▶ [TASK OBJECTIVE] What is the number of lines containing "color"? Give only that number.
begin DATASET ENTRIES
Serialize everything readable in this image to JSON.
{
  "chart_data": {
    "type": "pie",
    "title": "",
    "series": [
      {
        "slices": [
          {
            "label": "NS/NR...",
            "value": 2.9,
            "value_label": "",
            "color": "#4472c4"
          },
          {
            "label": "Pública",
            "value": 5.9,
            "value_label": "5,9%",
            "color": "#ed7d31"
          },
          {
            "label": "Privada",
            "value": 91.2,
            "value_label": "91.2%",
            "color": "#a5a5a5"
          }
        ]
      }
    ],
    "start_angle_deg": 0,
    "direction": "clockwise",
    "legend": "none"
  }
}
end DATASET ENTRIES
▶ [FINAL ANSWER] 3